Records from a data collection
◇ ◇ ◇ ◇ ◇ ◇ ◇

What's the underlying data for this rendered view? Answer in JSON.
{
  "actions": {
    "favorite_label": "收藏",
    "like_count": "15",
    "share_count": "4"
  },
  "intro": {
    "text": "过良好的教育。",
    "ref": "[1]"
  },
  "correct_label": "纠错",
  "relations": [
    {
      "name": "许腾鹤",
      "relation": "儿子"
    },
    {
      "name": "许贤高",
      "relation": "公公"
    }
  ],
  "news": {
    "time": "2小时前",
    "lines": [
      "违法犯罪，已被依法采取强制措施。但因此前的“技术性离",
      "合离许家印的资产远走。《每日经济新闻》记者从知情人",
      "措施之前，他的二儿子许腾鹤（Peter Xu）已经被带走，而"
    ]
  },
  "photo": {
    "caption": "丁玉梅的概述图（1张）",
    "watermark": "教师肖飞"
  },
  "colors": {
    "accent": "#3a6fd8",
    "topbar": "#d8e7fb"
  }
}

◇ ◇ ◇ ◇ ◇ ◇ ◇

## What you have to do
Restate the data above word for word.

## Solved exercise
What's the underlying data for this rendered view? Answer in JSON.
{
  "actions": {
    "favorite_label": "收藏",
    "like_count": "15",
    "share_count": "4"
  },
  "intro": {
    "text": "过良好的教育。",
    "ref": "[1]"
  },
  "correct_label": "纠错",
  "relations": [
    {
      "name": "许腾鹤",
      "relation": "儿子"
    },
    {
      "name": "许贤高",
      "relation": "公公"
    }
  ],
  "news": {
    "time": "2小时前",
    "lines": [
      "违法犯罪，已被依法采取强制措施。但因此前的“技术性离",
      "合离许家印的资产远走。《每日经济新闻》记者从知情人",
      "措施之前，他的二儿子许腾鹤（Peter Xu）已经被带走，而"
    ]
  },
  "photo": {
    "caption": "丁玉梅的概述图（1张）",
    "watermark": "教师肖飞"
  },
  "colors": {
    "accent": "#3a6fd8",
    "topbar": "#d8e7fb"
  }
}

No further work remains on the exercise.